Data rows:

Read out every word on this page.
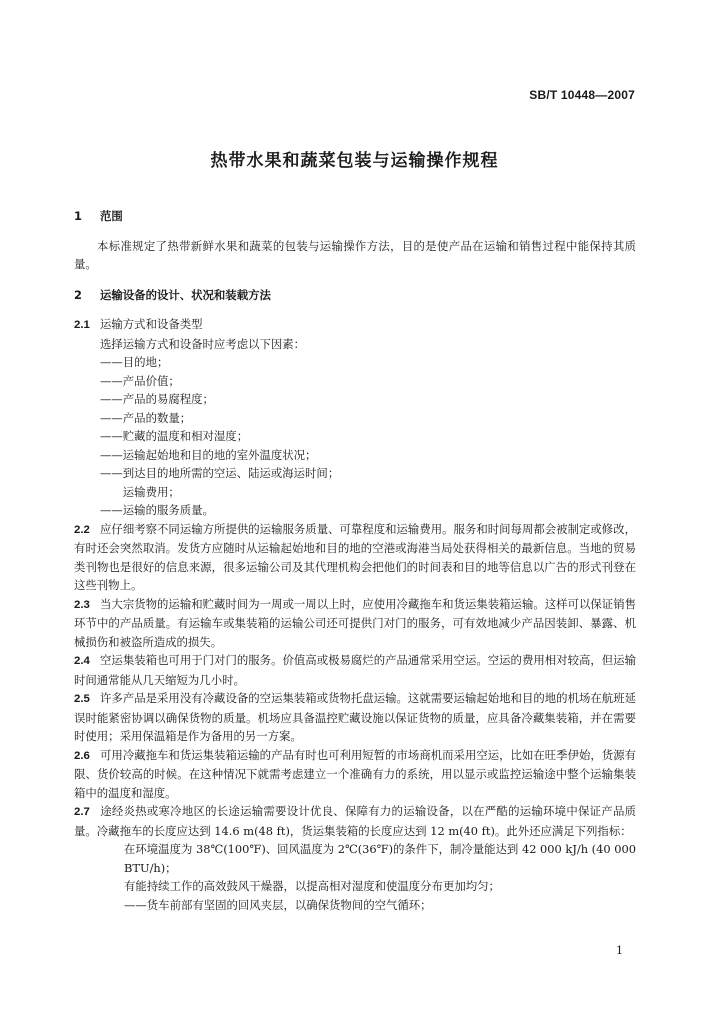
SB/T 10448—2007
热带水果和蔬菜包装与运输操作规程

1 范围

本标准规定了热带新鲜水果和蔬菜的包装与运输操作方法，目的是使产品在运输和销售过程中能保持其质量。

2 运输设备的设计、状况和装载方法

2.1 运输方式和设备类型

选择运输方式和设备时应考虑以下因素：
——目的地；
——产品价值；
——产品的易腐程度；
——产品的数量；
——贮藏的温度和相对湿度；
——运输起始地和目的地的室外温度状况；
——到达目的地所需的空运、陆运或海运时间；
　　运输费用；
——运输的服务质量。

2.2 应仔细考察不同运输方所提供的运输服务质量、可靠程度和运输费用。服务和时间每周都会被制定或修改，有时还会突然取消。发货方应随时从运输起始地和目的地的空港或海港当局处获得相关的最新信息。当地的贸易类刊物也是很好的信息来源，很多运输公司及其代理机构会把他们的时间表和目的地等信息以广告的形式刊登在这些刊物上。

2.3 当大宗货物的运输和贮藏时间为一周或一周以上时，应使用冷藏拖车和货运集装箱运输。这样可以保证销售环节中的产品质量。有运输车或集装箱的运输公司还可提供门对门的服务，可有效地减少产品因装卸、暴露、机械损伤和被盗所造成的损失。

2.4 空运集装箱也可用于门对门的服务。价值高或极易腐烂的产品通常采用空运。空运的费用相对较高，但运输时间通常能从几天缩短为几小时。

2.5 许多产品是采用没有冷藏设备的空运集装箱或货物托盘运输。这就需要运输起始地和目的地的机场在航班延误时能紧密协调以确保货物的质量。机场应具备温控贮藏设施以保证货物的质量，应具备冷藏集装箱，并在需要时使用；采用保温箱是作为备用的另一方案。

2.6 可用冷藏拖车和货运集装箱运输的产品有时也可利用短暂的市场商机而采用空运，比如在旺季伊始，货源有限、货价较高的时候。在这种情况下就需考虑建立一个准确有力的系统，用以显示或监控运输途中整个运输集装箱中的温度和湿度。

2.7 途经炎热或寒冷地区的长途运输需要设计优良、保障有力的运输设备，以在严酷的运输环境中保证产品质量。冷藏拖车的长度应达到 14.6 m(48 ft)，货运集装箱的长度应达到 12 m(40 ft)。此外还应满足下列指标：

在环境温度为 38℃(100℉)、回风温度为 2℃(36℉)的条件下，制冷量能达到 42 000 kJ/h (40 000 BTU/h)；
有能持续工作的高效鼓风干燥器，以提高相对湿度和使温度分布更加均匀；
——货车前部有坚固的回风夹层，以确保货物间的空气循环；
1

Instruction:
Repeat everything in the records precisely. Images are excluded from the copy.

Solution below:
Read out every word on this page.
SB/T 10448—2007
热带水果和蔬菜包装与运输操作规程

1 范围

本标准规定了热带新鲜水果和蔬菜的包装与运输操作方法，目的是使产品在运输和销售过程中能保持其质量。

2 运输设备的设计、状况和装载方法

2.1 运输方式和设备类型

选择运输方式和设备时应考虑以下因素：
——目的地；
——产品价值；
——产品的易腐程度；
——产品的数量；
——贮藏的温度和相对湿度；
——运输起始地和目的地的室外温度状况；
——到达目的地所需的空运、陆运或海运时间；
　　运输费用；
——运输的服务质量。

2.2 应仔细考察不同运输方所提供的运输服务质量、可靠程度和运输费用。服务和时间每周都会被制定或修改，有时还会突然取消。发货方应随时从运输起始地和目的地的空港或海港当局处获得相关的最新信息。当地的贸易类刊物也是很好的信息来源，很多运输公司及其代理机构会把他们的时间表和目的地等信息以广告的形式刊登在这些刊物上。

2.3 当大宗货物的运输和贮藏时间为一周或一周以上时，应使用冷藏拖车和货运集装箱运输。这样可以保证销售环节中的产品质量。有运输车或集装箱的运输公司还可提供门对门的服务，可有效地减少产品因装卸、暴露、机械损伤和被盗所造成的损失。

2.4 空运集装箱也可用于门对门的服务。价值高或极易腐烂的产品通常采用空运。空运的费用相对较高，但运输时间通常能从几天缩短为几小时。

2.5 许多产品是采用没有冷藏设备的空运集装箱或货物托盘运输。这就需要运输起始地和目的地的机场在航班延误时能紧密协调以确保货物的质量。机场应具备温控贮藏设施以保证货物的质量，应具备冷藏集装箱，并在需要时使用；采用保温箱是作为备用的另一方案。

2.6 可用冷藏拖车和货运集装箱运输的产品有时也可利用短暂的市场商机而采用空运，比如在旺季伊始，货源有限、货价较高的时候。在这种情况下就需考虑建立一个准确有力的系统，用以显示或监控运输途中整个运输集装箱中的温度和湿度。

2.7 途经炎热或寒冷地区的长途运输需要设计优良、保障有力的运输设备，以在严酷的运输环境中保证产品质量。冷藏拖车的长度应达到 14.6 m(48 ft)，货运集装箱的长度应达到 12 m(40 ft)。此外还应满足下列指标：

在环境温度为 38℃(100℉)、回风温度为 2℃(36℉)的条件下，制冷量能达到 42 000 kJ/h (40 000 BTU/h)；
有能持续工作的高效鼓风干燥器，以提高相对湿度和使温度分布更加均匀；
——货车前部有坚固的回风夹层，以确保货物间的空气循环；
1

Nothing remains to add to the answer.